## START Stored data
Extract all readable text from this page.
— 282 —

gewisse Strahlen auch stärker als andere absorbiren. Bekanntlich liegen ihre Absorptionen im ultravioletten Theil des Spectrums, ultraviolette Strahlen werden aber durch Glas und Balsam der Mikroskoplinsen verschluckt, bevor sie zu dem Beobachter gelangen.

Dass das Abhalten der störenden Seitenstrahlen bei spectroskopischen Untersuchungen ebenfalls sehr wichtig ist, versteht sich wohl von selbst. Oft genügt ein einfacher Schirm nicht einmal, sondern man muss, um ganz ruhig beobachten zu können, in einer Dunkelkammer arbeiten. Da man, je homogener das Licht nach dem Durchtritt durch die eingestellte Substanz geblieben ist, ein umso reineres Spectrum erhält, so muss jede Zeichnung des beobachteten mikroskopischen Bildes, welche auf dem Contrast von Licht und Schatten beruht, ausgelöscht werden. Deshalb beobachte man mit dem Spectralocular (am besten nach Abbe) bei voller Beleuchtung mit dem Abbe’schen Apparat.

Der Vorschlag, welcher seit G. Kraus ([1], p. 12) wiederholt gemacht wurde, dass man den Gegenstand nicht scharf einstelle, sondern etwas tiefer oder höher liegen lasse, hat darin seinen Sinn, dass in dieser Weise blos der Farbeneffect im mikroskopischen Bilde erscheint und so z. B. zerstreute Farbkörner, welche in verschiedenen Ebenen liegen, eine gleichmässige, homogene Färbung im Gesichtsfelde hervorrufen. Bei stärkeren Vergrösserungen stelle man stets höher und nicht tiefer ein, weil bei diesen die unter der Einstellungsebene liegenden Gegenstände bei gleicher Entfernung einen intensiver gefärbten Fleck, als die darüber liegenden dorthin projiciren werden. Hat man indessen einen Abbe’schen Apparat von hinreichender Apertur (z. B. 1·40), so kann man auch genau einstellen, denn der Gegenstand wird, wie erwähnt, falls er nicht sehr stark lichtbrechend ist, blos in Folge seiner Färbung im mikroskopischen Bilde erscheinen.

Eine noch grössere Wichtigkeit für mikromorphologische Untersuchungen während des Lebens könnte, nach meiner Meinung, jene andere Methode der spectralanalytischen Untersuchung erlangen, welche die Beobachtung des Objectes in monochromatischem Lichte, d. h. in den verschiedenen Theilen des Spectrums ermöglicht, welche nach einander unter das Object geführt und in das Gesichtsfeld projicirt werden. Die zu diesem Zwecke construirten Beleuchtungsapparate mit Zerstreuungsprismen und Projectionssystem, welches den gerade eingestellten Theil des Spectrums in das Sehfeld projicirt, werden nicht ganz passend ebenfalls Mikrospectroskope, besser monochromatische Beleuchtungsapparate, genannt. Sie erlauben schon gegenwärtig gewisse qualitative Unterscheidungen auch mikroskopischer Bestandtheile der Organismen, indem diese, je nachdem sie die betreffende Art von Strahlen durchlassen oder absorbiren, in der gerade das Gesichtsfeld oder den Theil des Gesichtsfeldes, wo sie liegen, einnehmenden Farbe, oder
## END Stored data
#### Aim
Reproduce each record exactly as it appears.

#### Result below
Extract all readable text from this page.
— 282 —

gewisse Strahlen auch stärker als andere absorbiren. Bekanntlich liegen ihre Absorptionen im ultravioletten Theil des Spectrums, ultraviolette Strahlen werden aber durch Glas und Balsam der Mikroskoplinsen verschluckt, bevor sie zu dem Beobachter gelangen.

Dass das Abhalten der störenden Seitenstrahlen bei spectroskopischen Untersuchungen ebenfalls sehr wichtig ist, versteht sich wohl von selbst. Oft genügt ein einfacher Schirm nicht einmal, sondern man muss, um ganz ruhig beobachten zu können, in einer Dunkelkammer arbeiten. Da man, je homogener das Licht nach dem Durchtritt durch die eingestellte Substanz geblieben ist, ein umso reineres Spectrum erhält, so muss jede Zeichnung des beobachteten mikroskopischen Bildes, welche auf dem Contrast von Licht und Schatten beruht, ausgelöscht werden. Deshalb beobachte man mit dem Spectralocular (am besten nach Abbe) bei voller Beleuchtung mit dem Abbe’schen Apparat.

Der Vorschlag, welcher seit G. Kraus ([1], p. 12) wiederholt gemacht wurde, dass man den Gegenstand nicht scharf einstelle, sondern etwas tiefer oder höher liegen lasse, hat darin seinen Sinn, dass in dieser Weise blos der Farbeneffect im mikroskopischen Bilde erscheint und so z. B. zerstreute Farbkörner, welche in verschiedenen Ebenen liegen, eine gleichmässige, homogene Färbung im Gesichtsfelde hervorrufen. Bei stärkeren Vergrösserungen stelle man stets höher und nicht tiefer ein, weil bei diesen die unter der Einstellungsebene liegenden Gegenstände bei gleicher Entfernung einen intensiver gefärbten Fleck, als die darüber liegenden dorthin projiciren werden. Hat man indessen einen Abbe’schen Apparat von hinreichender Apertur (z. B. 1·40), so kann man auch genau einstellen, denn der Gegenstand wird, wie erwähnt, falls er nicht sehr stark lichtbrechend ist, blos in Folge seiner Färbung im mikroskopischen Bilde erscheinen.

Eine noch grössere Wichtigkeit für mikromorphologische Untersuchungen während des Lebens könnte, nach meiner Meinung, jene andere Methode der spectralanalytischen Untersuchung erlangen, welche die Beobachtung des Objectes in monochromatischem Lichte, d. h. in den verschiedenen Theilen des Spectrums ermöglicht, welche nach einander unter das Object geführt und in das Gesichtsfeld projicirt werden. Die zu diesem Zwecke construirten Beleuchtungsapparate mit Zerstreuungsprismen und Projectionssystem, welches den gerade eingestellten Theil des Spectrums in das Sehfeld projicirt, werden nicht ganz passend ebenfalls Mikrospectroskope, besser monochromatische Beleuchtungsapparate, genannt. Sie erlauben schon gegenwärtig gewisse qualitative Unterscheidungen auch mikroskopischer Bestandtheile der Organismen, indem diese, je nachdem sie die betreffende Art von Strahlen durchlassen oder absorbiren, in der gerade das Gesichtsfeld oder den Theil des Gesichtsfeldes, wo sie liegen, einnehmenden Farbe, oder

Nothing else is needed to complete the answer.